WHAT NEEDS TO BE DONE
What follows is a set of records, each of which is to be written out exactly.

[Dataset items]
-------------------------
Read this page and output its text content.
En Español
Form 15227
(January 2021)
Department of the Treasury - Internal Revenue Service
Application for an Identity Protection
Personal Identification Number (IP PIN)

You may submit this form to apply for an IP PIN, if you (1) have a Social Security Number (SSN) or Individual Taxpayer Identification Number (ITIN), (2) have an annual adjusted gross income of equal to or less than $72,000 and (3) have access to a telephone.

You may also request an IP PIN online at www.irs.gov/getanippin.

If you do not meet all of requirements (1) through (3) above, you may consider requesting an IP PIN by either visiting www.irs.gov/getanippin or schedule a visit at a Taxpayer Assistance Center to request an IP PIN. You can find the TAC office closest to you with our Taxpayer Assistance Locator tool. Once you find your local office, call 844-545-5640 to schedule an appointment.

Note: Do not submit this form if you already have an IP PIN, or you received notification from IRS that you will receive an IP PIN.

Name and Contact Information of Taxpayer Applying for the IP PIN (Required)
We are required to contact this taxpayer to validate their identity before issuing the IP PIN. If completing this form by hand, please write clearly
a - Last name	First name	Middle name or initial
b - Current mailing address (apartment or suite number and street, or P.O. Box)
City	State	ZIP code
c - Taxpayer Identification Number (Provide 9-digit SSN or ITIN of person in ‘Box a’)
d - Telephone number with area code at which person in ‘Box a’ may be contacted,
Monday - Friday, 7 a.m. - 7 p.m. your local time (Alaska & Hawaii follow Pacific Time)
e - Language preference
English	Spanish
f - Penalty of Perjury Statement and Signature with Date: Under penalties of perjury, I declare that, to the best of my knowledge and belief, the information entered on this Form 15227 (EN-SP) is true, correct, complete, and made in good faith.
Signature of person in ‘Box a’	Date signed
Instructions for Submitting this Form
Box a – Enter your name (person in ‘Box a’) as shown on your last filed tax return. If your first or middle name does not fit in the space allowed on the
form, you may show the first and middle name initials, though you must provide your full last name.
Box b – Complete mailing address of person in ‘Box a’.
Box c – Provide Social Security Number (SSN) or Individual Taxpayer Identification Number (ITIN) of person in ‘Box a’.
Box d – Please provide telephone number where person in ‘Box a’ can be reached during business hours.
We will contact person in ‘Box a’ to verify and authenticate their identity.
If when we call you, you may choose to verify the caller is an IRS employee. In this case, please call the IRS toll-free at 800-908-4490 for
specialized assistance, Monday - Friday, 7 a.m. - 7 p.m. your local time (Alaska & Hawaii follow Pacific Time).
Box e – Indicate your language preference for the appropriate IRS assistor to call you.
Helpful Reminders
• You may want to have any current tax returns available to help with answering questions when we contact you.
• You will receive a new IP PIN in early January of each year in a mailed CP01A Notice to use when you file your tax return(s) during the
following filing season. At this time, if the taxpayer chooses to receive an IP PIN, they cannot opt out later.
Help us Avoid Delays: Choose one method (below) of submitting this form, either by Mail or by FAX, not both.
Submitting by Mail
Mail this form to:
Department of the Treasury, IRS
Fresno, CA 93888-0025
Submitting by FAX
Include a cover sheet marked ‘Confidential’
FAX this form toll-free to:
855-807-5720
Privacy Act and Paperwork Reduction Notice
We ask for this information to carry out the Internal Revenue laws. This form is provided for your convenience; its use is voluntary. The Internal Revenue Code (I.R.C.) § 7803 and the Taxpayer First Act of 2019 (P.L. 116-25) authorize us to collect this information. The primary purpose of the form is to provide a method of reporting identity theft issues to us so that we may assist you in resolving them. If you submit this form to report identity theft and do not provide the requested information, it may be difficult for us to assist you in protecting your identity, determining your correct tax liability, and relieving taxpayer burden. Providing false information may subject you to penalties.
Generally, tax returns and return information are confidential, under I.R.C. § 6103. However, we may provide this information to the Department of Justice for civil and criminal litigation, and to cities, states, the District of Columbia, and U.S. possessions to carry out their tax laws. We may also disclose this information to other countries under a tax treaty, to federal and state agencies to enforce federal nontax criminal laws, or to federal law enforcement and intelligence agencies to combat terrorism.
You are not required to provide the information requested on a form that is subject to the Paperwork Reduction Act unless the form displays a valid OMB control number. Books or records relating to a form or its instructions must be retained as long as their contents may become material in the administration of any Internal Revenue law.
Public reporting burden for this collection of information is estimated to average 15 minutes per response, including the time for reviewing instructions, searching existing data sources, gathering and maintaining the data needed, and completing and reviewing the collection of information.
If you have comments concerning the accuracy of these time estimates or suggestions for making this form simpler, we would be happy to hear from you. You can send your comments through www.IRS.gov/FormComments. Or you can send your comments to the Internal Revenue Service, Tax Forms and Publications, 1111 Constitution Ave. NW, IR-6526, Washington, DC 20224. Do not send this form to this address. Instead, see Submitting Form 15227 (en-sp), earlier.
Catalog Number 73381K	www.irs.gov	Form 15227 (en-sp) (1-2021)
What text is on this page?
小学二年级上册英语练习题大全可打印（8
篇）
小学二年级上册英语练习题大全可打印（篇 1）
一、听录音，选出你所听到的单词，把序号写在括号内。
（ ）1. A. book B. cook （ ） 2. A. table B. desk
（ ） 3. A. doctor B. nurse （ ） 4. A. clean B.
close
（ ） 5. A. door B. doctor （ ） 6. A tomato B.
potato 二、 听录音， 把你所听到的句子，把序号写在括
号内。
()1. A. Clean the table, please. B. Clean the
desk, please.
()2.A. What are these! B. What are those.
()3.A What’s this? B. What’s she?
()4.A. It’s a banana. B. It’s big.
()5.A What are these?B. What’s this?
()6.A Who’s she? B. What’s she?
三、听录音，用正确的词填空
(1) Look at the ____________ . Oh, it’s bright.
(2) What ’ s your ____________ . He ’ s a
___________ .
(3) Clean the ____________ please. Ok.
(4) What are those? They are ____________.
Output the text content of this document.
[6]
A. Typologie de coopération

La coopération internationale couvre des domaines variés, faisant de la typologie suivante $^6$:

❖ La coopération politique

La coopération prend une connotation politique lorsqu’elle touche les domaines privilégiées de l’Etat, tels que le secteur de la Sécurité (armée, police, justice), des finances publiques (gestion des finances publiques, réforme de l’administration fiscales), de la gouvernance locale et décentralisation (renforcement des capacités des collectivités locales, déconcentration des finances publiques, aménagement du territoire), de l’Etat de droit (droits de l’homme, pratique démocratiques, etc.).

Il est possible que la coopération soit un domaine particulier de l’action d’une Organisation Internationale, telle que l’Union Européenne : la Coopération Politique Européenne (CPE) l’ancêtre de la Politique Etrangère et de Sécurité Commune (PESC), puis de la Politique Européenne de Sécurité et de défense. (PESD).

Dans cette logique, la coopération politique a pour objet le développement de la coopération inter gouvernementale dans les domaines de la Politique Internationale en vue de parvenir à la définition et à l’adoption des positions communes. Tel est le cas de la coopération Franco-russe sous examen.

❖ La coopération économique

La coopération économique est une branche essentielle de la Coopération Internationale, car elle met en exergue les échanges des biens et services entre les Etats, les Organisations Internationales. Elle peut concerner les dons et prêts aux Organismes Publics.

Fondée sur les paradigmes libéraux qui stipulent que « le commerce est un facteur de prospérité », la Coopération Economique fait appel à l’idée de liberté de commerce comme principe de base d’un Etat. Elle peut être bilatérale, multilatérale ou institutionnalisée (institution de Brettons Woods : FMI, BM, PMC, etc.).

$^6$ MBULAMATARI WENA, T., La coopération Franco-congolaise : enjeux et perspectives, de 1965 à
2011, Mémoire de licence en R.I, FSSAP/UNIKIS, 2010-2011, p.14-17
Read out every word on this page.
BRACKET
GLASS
-------------------------
OUTPUT
Read this page and output its text content.
En Español
Form 15227
(January 2021)
Department of the Treasury - Internal Revenue Service
Application for an Identity Protection
Personal Identification Number (IP PIN)

You may submit this form to apply for an IP PIN, if you (1) have a Social Security Number (SSN) or Individual Taxpayer Identification Number (ITIN), (2) have an annual adjusted gross income of equal to or less than $72,000 and (3) have access to a telephone.

You may also request an IP PIN online at www.irs.gov/getanippin.

If you do not meet all of requirements (1) through (3) above, you may consider requesting an IP PIN by either visiting www.irs.gov/getanippin or schedule a visit at a Taxpayer Assistance Center to request an IP PIN. You can find the TAC office closest to you with our Taxpayer Assistance Locator tool. Once you find your local office, call 844-545-5640 to schedule an appointment.

Note: Do not submit this form if you already have an IP PIN, or you received notification from IRS that you will receive an IP PIN.

Name and Contact Information of Taxpayer Applying for the IP PIN (Required)
We are required to contact this taxpayer to validate their identity before issuing the IP PIN. If completing this form by hand, please write clearly
a - Last name	First name	Middle name or initial
b - Current mailing address (apartment or suite number and street, or P.O. Box)
City	State	ZIP code
c - Taxpayer Identification Number (Provide 9-digit SSN or ITIN of person in ‘Box a’)
d - Telephone number with area code at which person in ‘Box a’ may be contacted,
Monday - Friday, 7 a.m. - 7 p.m. your local time (Alaska & Hawaii follow Pacific Time)
e - Language preference
English	Spanish
f - Penalty of Perjury Statement and Signature with Date: Under penalties of perjury, I declare that, to the best of my knowledge and belief, the information entered on this Form 15227 (EN-SP) is true, correct, complete, and made in good faith.
Signature of person in ‘Box a’	Date signed
Instructions for Submitting this Form
Box a – Enter your name (person in ‘Box a’) as shown on your last filed tax return. If your first or middle name does not fit in the space allowed on the
form, you may show the first and middle name initials, though you must provide your full last name.
Box b – Complete mailing address of person in ‘Box a’.
Box c – Provide Social Security Number (SSN) or Individual Taxpayer Identification Number (ITIN) of person in ‘Box a’.
Box d – Please provide telephone number where person in ‘Box a’ can be reached during business hours.
We will contact person in ‘Box a’ to verify and authenticate their identity.
If when we call you, you may choose to verify the caller is an IRS employee. In this case, please call the IRS toll-free at 800-908-4490 for
specialized assistance, Monday - Friday, 7 a.m. - 7 p.m. your local time (Alaska & Hawaii follow Pacific Time).
Box e – Indicate your language preference for the appropriate IRS assistor to call you.
Helpful Reminders
• You may want to have any current tax returns available to help with answering questions when we contact you.
• You will receive a new IP PIN in early January of each year in a mailed CP01A Notice to use when you file your tax return(s) during the
following filing season. At this time, if the taxpayer chooses to receive an IP PIN, they cannot opt out later.
Help us Avoid Delays: Choose one method (below) of submitting this form, either by Mail or by FAX, not both.
Submitting by Mail
Mail this form to:
Department of the Treasury, IRS
Fresno, CA 93888-0025
Submitting by FAX
Include a cover sheet marked ‘Confidential’
FAX this form toll-free to:
855-807-5720
Privacy Act and Paperwork Reduction Notice
We ask for this information to carry out the Internal Revenue laws. This form is provided for your convenience; its use is voluntary. The Internal Revenue Code (I.R.C.) § 7803 and the Taxpayer First Act of 2019 (P.L. 116-25) authorize us to collect this information. The primary purpose of the form is to provide a method of reporting identity theft issues to us so that we may assist you in resolving them. If you submit this form to report identity theft and do not provide the requested information, it may be difficult for us to assist you in protecting your identity, determining your correct tax liability, and relieving taxpayer burden. Providing false information may subject you to penalties.
Generally, tax returns and return information are confidential, under I.R.C. § 6103. However, we may provide this information to the Department of Justice for civil and criminal litigation, and to cities, states, the District of Columbia, and U.S. possessions to carry out their tax laws. We may also disclose this information to other countries under a tax treaty, to federal and state agencies to enforce federal nontax criminal laws, or to federal law enforcement and intelligence agencies to combat terrorism.
You are not required to provide the information requested on a form that is subject to the Paperwork Reduction Act unless the form displays a valid OMB control number. Books or records relating to a form or its instructions must be retained as long as their contents may become material in the administration of any Internal Revenue law.
Public reporting burden for this collection of information is estimated to average 15 minutes per response, including the time for reviewing instructions, searching existing data sources, gathering and maintaining the data needed, and completing and reviewing the collection of information.
If you have comments concerning the accuracy of these time estimates or suggestions for making this form simpler, we would be happy to hear from you. You can send your comments through www.IRS.gov/FormComments. Or you can send your comments to the Internal Revenue Service, Tax Forms and Publications, 1111 Constitution Ave. NW, IR-6526, Washington, DC 20224. Do not send this form to this address. Instead, see Submitting Form 15227 (en-sp), earlier.
Catalog Number 73381K	www.irs.gov	Form 15227 (en-sp) (1-2021)
What text is on this page?
小学二年级上册英语练习题大全可打印（8
篇）
小学二年级上册英语练习题大全可打印（篇 1）
一、听录音，选出你所听到的单词，把序号写在括号内。
（ ）1. A. book B. cook （ ） 2. A. table B. desk
（ ） 3. A. doctor B. nurse （ ） 4. A. clean B.
close
（ ） 5. A. door B. doctor （ ） 6. A tomato B.
potato 二、 听录音， 把你所听到的句子，把序号写在括
号内。
()1. A. Clean the table, please. B. Clean the
desk, please.
()2.A. What are these! B. What are those.
()3.A What’s this? B. What’s she?
()4.A. It’s a banana. B. It’s big.
()5.A What are these?B. What’s this?
()6.A Who’s she? B. What’s she?
三、听录音，用正确的词填空
(1) Look at the ____________ . Oh, it’s bright.
(2) What ’ s your ____________ . He ’ s a
___________ .
(3) Clean the ____________ please. Ok.
(4) What are those? They are ____________.
Output the text content of this document.
[6]
A. Typologie de coopération

La coopération internationale couvre des domaines variés, faisant de la typologie suivante $^6$:

❖ La coopération politique

La coopération prend une connotation politique lorsqu’elle touche les domaines privilégiées de l’Etat, tels que le secteur de la Sécurité (armée, police, justice), des finances publiques (gestion des finances publiques, réforme de l’administration fiscales), de la gouvernance locale et décentralisation (renforcement des capacités des collectivités locales, déconcentration des finances publiques, aménagement du territoire), de l’Etat de droit (droits de l’homme, pratique démocratiques, etc.).

Il est possible que la coopération soit un domaine particulier de l’action d’une Organisation Internationale, telle que l’Union Européenne : la Coopération Politique Européenne (CPE) l’ancêtre de la Politique Etrangère et de Sécurité Commune (PESC), puis de la Politique Européenne de Sécurité et de défense. (PESD).

Dans cette logique, la coopération politique a pour objet le développement de la coopération inter gouvernementale dans les domaines de la Politique Internationale en vue de parvenir à la définition et à l’adoption des positions communes. Tel est le cas de la coopération Franco-russe sous examen.

❖ La coopération économique

La coopération économique est une branche essentielle de la Coopération Internationale, car elle met en exergue les échanges des biens et services entre les Etats, les Organisations Internationales. Elle peut concerner les dons et prêts aux Organismes Publics.

Fondée sur les paradigmes libéraux qui stipulent que « le commerce est un facteur de prospérité », la Coopération Economique fait appel à l’idée de liberté de commerce comme principe de base d’un Etat. Elle peut être bilatérale, multilatérale ou institutionnalisée (institution de Brettons Woods : FMI, BM, PMC, etc.).

$^6$ MBULAMATARI WENA, T., La coopération Franco-congolaise : enjeux et perspectives, de 1965 à
2011, Mémoire de licence en R.I, FSSAP/UNIKIS, 2010-2011, p.14-17
Read out every word on this page.
BRACKET
GLASS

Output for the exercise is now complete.